What this task involves: Write out the records below once more, exactly as they stand.
:: Given data
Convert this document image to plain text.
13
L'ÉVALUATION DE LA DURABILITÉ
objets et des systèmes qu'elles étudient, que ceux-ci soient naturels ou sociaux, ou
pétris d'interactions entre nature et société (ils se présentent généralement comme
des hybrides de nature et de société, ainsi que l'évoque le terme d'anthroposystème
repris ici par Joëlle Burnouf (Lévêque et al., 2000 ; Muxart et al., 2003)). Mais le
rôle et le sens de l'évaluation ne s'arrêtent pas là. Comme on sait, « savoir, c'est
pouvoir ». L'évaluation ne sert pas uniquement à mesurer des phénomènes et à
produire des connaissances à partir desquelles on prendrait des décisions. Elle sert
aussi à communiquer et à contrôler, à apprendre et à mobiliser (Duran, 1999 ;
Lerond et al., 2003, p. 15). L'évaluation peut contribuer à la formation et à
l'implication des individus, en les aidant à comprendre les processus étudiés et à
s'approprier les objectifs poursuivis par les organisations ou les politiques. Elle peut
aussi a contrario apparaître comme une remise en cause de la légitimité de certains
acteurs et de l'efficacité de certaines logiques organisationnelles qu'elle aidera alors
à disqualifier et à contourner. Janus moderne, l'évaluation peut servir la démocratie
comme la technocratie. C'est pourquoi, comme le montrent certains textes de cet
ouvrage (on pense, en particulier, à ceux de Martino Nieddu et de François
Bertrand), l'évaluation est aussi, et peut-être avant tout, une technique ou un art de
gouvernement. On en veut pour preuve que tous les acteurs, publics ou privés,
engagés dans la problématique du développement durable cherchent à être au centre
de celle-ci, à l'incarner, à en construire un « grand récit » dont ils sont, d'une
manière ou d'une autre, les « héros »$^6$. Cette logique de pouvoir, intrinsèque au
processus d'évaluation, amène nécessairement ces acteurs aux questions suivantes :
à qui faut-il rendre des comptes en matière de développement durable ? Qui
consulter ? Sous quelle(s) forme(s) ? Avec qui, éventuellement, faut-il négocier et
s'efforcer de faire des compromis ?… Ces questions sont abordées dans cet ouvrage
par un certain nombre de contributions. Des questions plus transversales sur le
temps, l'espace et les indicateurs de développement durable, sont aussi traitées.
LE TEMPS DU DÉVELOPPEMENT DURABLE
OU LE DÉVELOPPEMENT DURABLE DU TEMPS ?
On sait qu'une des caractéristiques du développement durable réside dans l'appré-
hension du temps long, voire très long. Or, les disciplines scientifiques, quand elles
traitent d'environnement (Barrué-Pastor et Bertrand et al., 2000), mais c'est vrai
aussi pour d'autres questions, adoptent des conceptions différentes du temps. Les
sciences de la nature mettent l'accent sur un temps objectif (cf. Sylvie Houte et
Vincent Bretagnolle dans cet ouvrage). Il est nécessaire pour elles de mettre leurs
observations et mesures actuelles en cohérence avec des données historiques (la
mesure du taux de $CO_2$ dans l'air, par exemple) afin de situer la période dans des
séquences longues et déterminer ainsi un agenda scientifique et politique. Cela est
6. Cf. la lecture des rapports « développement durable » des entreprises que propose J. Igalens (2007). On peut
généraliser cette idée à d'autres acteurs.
::::
Output for this exercise:
Convert this document image to plain text.
13
L'ÉVALUATION DE LA DURABILITÉ
objets et des systèmes qu'elles étudient, que ceux-ci soient naturels ou sociaux, ou
pétris d'interactions entre nature et société (ils se présentent généralement comme
des hybrides de nature et de société, ainsi que l'évoque le terme d'anthroposystème
repris ici par Joëlle Burnouf (Lévêque et al., 2000 ; Muxart et al., 2003)). Mais le
rôle et le sens de l'évaluation ne s'arrêtent pas là. Comme on sait, « savoir, c'est
pouvoir ». L'évaluation ne sert pas uniquement à mesurer des phénomènes et à
produire des connaissances à partir desquelles on prendrait des décisions. Elle sert
aussi à communiquer et à contrôler, à apprendre et à mobiliser (Duran, 1999 ;
Lerond et al., 2003, p. 15). L'évaluation peut contribuer à la formation et à
l'implication des individus, en les aidant à comprendre les processus étudiés et à
s'approprier les objectifs poursuivis par les organisations ou les politiques. Elle peut
aussi a contrario apparaître comme une remise en cause de la légitimité de certains
acteurs et de l'efficacité de certaines logiques organisationnelles qu'elle aidera alors
à disqualifier et à contourner. Janus moderne, l'évaluation peut servir la démocratie
comme la technocratie. C'est pourquoi, comme le montrent certains textes de cet
ouvrage (on pense, en particulier, à ceux de Martino Nieddu et de François
Bertrand), l'évaluation est aussi, et peut-être avant tout, une technique ou un art de
gouvernement. On en veut pour preuve que tous les acteurs, publics ou privés,
engagés dans la problématique du développement durable cherchent à être au centre
de celle-ci, à l'incarner, à en construire un « grand récit » dont ils sont, d'une
manière ou d'une autre, les « héros »$^6$. Cette logique de pouvoir, intrinsèque au
processus d'évaluation, amène nécessairement ces acteurs aux questions suivantes :
à qui faut-il rendre des comptes en matière de développement durable ? Qui
consulter ? Sous quelle(s) forme(s) ? Avec qui, éventuellement, faut-il négocier et
s'efforcer de faire des compromis ?… Ces questions sont abordées dans cet ouvrage
par un certain nombre de contributions. Des questions plus transversales sur le
temps, l'espace et les indicateurs de développement durable, sont aussi traitées.
LE TEMPS DU DÉVELOPPEMENT DURABLE
OU LE DÉVELOPPEMENT DURABLE DU TEMPS ?
On sait qu'une des caractéristiques du développement durable réside dans l'appré-
hension du temps long, voire très long. Or, les disciplines scientifiques, quand elles
traitent d'environnement (Barrué-Pastor et Bertrand et al., 2000), mais c'est vrai
aussi pour d'autres questions, adoptent des conceptions différentes du temps. Les
sciences de la nature mettent l'accent sur un temps objectif (cf. Sylvie Houte et
Vincent Bretagnolle dans cet ouvrage). Il est nécessaire pour elles de mettre leurs
observations et mesures actuelles en cohérence avec des données historiques (la
mesure du taux de $CO_2$ dans l'air, par exemple) afin de situer la période dans des
séquences longues et déterminer ainsi un agenda scientifique et politique. Cela est
6. Cf. la lecture des rapports « développement durable » des entreprises que propose J. Igalens (2007). On peut
généraliser cette idée à d'autres acteurs.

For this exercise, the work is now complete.